*PROBLEMS TO SOLVE*
- A) Print the stretch of the Oracle wait-event excerpt from "Observation" through "at 40 users.".
- B) Write what comes next in the Oracle wait-event excerpt, picking up after its final sentence.

*EXCERPT*
---------------
Figure 3 shows how the two topmost wait events are developing when the number of users is scaled.
Figure 3. Cluster wait time and lock contention when scaling workload generating users (100% active) with dedicated Oracle server processes
Graph of the two topmost wait events, when the user of users is scaled. The x-axis has a number of users, with values of 20, 40, 60, and 80. The y-axis has the wait time in seconds, ranging from 0 to 60000 seconds. There are two lines: (1) Cluster wait time, and (2) Row lock contention. For (1), the values are 5000 seconds, 11000 seconds, 20000 seconds, and 22000 seconds for each of the four values for the number of users (20, 40, 60, 80). For (2), the values are 0 seconds, 12000 seconds, 32000 seconds, and 51000 seconds for each of the four values for the number of users (20, 40, 60, 80).

Observation

This graph shows two types of contention taking place on the clustered system as users were scaled from 20 to 80. The cluster wait time (indicating lock contention between the nodes) trends up from with 20 users and the slope decelerates and begins to flatten with 60 users. The lock contention, which is related to lock contention inside one node, starts at nearly 0 and increases much faster than the cluster contention. The break-even point is at 40 users.
---------------
*Dataset items*
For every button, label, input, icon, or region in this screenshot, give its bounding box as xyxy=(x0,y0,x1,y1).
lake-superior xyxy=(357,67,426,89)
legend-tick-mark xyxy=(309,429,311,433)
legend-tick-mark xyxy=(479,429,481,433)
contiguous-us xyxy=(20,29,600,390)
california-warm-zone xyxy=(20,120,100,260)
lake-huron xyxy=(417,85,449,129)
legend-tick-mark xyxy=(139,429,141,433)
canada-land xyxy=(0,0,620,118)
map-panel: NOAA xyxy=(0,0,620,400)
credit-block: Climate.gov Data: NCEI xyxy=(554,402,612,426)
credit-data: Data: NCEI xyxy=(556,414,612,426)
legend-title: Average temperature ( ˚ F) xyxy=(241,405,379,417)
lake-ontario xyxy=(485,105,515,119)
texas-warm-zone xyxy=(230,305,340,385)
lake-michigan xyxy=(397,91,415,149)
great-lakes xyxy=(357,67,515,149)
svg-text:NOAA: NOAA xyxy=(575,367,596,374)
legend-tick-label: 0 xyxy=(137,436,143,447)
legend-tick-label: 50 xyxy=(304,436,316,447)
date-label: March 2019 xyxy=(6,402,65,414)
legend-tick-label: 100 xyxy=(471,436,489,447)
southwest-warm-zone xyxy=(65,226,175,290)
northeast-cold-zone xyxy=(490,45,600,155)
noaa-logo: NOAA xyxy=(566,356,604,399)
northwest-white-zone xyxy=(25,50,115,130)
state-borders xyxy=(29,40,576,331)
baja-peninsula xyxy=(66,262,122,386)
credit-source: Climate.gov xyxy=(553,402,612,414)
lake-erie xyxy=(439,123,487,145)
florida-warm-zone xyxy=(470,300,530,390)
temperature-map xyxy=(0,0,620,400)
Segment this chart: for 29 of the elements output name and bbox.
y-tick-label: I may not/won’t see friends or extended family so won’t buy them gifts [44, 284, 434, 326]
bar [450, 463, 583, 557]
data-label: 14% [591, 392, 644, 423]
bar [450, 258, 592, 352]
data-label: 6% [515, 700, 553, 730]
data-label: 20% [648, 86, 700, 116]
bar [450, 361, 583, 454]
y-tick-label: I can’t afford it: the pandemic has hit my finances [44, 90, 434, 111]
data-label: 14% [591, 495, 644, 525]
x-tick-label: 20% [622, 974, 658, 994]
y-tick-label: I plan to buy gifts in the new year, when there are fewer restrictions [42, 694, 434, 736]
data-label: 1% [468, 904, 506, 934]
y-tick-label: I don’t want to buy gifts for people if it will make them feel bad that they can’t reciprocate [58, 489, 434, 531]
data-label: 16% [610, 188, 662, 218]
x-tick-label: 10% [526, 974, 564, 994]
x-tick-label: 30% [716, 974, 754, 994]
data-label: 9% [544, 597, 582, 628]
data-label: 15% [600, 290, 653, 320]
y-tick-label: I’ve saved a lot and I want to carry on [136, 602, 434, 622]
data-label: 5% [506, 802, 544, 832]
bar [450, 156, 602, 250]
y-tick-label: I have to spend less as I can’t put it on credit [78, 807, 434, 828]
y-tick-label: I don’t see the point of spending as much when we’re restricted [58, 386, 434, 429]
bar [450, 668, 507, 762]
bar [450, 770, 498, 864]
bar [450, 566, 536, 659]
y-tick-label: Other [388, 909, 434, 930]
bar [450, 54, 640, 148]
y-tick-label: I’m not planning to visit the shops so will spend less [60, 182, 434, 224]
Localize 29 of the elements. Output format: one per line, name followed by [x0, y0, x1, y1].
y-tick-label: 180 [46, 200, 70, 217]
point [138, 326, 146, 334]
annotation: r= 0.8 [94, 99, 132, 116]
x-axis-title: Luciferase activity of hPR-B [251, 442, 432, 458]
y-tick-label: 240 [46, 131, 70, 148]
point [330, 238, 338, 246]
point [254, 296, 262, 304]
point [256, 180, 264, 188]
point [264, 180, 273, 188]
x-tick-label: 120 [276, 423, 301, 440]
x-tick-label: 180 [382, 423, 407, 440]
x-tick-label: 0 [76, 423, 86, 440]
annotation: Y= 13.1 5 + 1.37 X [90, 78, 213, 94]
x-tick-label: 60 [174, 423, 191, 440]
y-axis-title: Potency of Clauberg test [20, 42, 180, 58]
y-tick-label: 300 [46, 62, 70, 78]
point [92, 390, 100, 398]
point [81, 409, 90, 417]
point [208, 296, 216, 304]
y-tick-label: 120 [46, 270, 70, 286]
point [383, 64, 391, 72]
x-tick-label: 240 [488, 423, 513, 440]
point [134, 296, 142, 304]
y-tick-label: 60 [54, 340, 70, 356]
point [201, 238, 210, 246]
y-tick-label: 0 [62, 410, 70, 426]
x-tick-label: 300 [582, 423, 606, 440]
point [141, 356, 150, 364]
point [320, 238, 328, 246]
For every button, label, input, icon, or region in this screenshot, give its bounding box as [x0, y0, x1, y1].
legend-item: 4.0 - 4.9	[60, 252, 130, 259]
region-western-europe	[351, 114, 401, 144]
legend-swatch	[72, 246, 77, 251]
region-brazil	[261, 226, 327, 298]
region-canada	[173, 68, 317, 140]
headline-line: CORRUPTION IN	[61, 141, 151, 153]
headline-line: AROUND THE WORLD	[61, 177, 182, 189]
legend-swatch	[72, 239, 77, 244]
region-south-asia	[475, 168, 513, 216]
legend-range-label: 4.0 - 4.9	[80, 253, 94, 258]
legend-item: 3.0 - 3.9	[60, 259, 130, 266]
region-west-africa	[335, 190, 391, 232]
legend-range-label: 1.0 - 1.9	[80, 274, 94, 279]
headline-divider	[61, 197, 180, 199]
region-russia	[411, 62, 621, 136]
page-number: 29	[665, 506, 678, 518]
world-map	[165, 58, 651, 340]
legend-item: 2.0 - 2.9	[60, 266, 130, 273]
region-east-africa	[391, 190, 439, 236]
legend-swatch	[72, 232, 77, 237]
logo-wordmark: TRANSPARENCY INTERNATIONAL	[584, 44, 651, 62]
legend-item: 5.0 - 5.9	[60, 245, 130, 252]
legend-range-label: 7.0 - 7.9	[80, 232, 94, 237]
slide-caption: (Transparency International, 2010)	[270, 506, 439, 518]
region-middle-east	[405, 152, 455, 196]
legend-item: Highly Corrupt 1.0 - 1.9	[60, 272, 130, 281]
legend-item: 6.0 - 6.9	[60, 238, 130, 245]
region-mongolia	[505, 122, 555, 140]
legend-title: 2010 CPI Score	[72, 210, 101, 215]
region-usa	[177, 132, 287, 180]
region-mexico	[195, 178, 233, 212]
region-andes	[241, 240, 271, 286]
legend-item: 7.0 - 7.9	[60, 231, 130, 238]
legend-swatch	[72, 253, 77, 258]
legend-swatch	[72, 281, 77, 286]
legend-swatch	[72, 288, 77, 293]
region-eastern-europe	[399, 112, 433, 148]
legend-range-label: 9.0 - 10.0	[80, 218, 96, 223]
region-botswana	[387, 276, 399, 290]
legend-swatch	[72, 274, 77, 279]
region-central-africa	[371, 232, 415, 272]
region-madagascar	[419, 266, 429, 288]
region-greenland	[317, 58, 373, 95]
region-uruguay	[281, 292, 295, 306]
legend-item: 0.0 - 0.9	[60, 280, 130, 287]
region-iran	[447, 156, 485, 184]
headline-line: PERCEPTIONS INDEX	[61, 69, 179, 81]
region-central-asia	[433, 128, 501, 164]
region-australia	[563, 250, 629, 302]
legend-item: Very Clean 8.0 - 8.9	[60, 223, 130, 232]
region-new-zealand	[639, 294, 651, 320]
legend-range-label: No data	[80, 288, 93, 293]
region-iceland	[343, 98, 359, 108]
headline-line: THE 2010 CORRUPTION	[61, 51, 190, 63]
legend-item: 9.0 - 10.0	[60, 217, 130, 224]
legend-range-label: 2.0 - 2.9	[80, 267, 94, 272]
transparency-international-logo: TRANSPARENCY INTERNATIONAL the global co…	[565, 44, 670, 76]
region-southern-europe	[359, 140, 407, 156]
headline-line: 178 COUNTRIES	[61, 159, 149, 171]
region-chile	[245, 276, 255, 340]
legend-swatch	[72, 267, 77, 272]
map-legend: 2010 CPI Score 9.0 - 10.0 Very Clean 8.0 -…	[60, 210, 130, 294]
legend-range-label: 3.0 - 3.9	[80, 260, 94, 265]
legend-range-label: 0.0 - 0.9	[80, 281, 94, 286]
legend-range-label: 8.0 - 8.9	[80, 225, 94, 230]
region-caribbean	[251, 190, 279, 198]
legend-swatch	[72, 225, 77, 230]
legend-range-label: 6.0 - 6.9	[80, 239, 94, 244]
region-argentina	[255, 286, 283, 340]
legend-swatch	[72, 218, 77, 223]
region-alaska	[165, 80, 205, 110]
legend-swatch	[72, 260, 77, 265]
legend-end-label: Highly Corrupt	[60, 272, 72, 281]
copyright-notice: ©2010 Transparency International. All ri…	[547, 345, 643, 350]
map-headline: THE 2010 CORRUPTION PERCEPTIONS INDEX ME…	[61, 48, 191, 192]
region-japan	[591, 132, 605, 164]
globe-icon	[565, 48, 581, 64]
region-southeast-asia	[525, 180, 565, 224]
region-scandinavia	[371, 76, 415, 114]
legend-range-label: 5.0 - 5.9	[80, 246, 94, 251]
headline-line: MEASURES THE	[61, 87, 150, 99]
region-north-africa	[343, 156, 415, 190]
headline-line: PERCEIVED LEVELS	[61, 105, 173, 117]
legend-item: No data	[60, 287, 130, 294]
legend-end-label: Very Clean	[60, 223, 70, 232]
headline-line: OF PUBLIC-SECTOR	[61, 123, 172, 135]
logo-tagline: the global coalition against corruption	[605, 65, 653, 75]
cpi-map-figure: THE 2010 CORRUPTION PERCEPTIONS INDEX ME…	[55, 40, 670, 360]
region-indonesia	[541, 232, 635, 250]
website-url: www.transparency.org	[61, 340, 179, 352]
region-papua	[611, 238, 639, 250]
---------------
*RESULTS IN ORDER*
- A)
Observation

This graph shows two types of contention taking place on the clustered system as users were scaled from 20 to 80. The cluster wait time (indicating lock contention between the nodes) trends up from with 20 users and the slope decelerates and begins to flatten with 60 users. The lock contention, which is related to lock contention inside one node, starts at nearly 0 and increases much faster than the cluster contention. The break-even point is at 40 users.

- B)
Conclusion

The behavior of the system is determined by two types of lock contentions, either globally between the two nodes or locally inside each node. The local lock contention becomes the dominant factor when the number of users is increasing. The lock contention is a bottleneck that must be resolved if user activity is to be increased. In this case, the cause of lock contention is updates made to a small shared table. Lock contention occurs either when the nodes in the cluster, or two users inside the nodes, are trying to update the same data. The local contention is based on row locking, while the cluster contention locks the whole data block.

The graph shows also that the typical measurement point at 40 users demonstrates a certain level of cluster contention (which makes it worthwhile to consider network tuning of the interconnect). At the same level there is a contention on local locks, which keeps the workload realistic and means that there is not a 100% dependency from the cluster performance.